STATED GOAL: Gather the lines from the material that contain "fuisse".
── LISTED ENTRIES ──
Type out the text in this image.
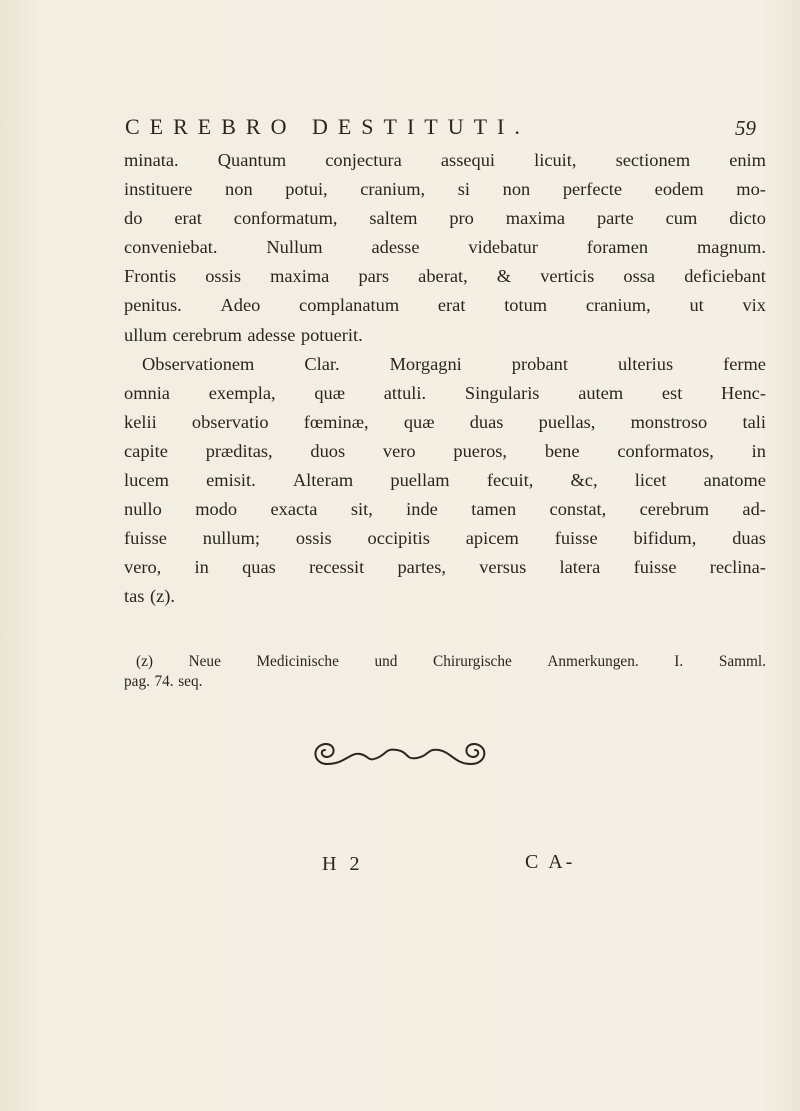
CEREBRO DESTITUTI.	59
minata. Quantum conjectura assequi licuit, sectionem enim
instituere non potui, cranium, si non perfecte eodem mo-
do erat conformatum, saltem pro maxima parte cum dicto
conveniebat.	Nullum	adesse	videbatur	foramen	magnum.
Frontis ossis maxima pars aberat, & verticis ossa deficiebant
penitus. Adeo complanatum erat totum cranium, ut vix
ullum cerebrum adesse potuerit.
Observationem	Clar.	Morgagni	probant	ulterius	ferme
omnia exempla, quæ attuli. Singularis autem est Henc-
kelii observatio fœminæ, quæ duas puellas, monstroso tali
capite præditas, duos vero pueros, bene conformatos, in
lucem emisit. Alteram puellam fecuit, &c, licet anatome
nullo modo exacta sit, inde tamen constat, cerebrum ad-
fuisse nullum; ossis occipitis apicem fuisse bifidum, duas
vero, in quas recessit partes, versus latera fuisse reclina-
tas (z).
(z) Neue Medicinische und Chirurgische Anmerkungen. I. Samml.
pag. 74. seq.
H 2	C A-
───
SOLUTION TO THE PROBLEM:
fuisse nullum; ossis occipitis apicem fuisse bifidum, duas
vero, in quas recessit partes, versus latera fuisse reclina-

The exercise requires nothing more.